### Written instruction:
In the data, extract each line that holds the string "Скорость".

* START Given data *

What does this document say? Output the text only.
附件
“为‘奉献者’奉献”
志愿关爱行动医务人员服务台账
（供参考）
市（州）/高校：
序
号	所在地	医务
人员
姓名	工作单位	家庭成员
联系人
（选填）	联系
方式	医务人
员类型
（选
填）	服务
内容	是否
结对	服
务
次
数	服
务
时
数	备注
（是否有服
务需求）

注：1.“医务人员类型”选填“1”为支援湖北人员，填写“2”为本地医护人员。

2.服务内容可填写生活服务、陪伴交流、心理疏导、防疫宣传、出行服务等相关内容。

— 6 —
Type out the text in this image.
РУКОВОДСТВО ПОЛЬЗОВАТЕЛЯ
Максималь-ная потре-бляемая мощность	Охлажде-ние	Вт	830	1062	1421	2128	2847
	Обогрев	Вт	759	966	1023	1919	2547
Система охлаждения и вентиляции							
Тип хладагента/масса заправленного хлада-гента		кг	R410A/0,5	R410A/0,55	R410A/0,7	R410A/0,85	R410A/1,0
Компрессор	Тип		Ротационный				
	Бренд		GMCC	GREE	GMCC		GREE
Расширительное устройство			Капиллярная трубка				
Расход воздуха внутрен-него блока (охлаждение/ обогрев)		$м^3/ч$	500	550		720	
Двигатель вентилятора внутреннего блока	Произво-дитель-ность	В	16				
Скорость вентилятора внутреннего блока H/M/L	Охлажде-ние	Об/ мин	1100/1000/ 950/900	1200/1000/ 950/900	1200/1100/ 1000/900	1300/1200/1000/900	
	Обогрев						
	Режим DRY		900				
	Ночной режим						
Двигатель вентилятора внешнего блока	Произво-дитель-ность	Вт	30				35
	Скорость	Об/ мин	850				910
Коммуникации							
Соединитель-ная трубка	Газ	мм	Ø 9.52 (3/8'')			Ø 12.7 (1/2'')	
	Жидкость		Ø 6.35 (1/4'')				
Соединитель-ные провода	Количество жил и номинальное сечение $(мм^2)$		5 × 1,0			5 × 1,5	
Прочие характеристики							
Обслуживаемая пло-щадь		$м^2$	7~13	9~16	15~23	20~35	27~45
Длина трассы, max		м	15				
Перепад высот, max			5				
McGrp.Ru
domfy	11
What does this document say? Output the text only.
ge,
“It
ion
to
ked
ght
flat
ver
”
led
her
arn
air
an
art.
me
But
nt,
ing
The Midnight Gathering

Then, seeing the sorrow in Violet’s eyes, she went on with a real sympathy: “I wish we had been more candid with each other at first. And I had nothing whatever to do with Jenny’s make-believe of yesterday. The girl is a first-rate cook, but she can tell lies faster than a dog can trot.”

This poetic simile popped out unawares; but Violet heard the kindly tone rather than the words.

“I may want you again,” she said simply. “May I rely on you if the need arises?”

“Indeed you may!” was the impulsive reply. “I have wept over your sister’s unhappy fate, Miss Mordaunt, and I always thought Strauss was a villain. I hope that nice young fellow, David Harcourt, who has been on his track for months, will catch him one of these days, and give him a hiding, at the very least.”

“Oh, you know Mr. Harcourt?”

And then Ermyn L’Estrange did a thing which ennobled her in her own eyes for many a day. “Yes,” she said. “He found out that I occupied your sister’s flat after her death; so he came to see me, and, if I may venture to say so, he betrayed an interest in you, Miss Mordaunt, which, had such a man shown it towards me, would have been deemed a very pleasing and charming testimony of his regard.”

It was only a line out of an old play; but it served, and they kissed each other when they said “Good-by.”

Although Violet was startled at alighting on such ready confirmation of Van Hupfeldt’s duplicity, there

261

* END Given data *

### Response to the exercise:
Скорость вентилятора внутреннего блока H/M/L	Охлажде-ние	Об/ мин	1100/1000/ 950/900	1200/1000/ 950/900	1200/1100/ 1000/900	1300/1200/1000/900	
	Скорость	Об/ мин	850				910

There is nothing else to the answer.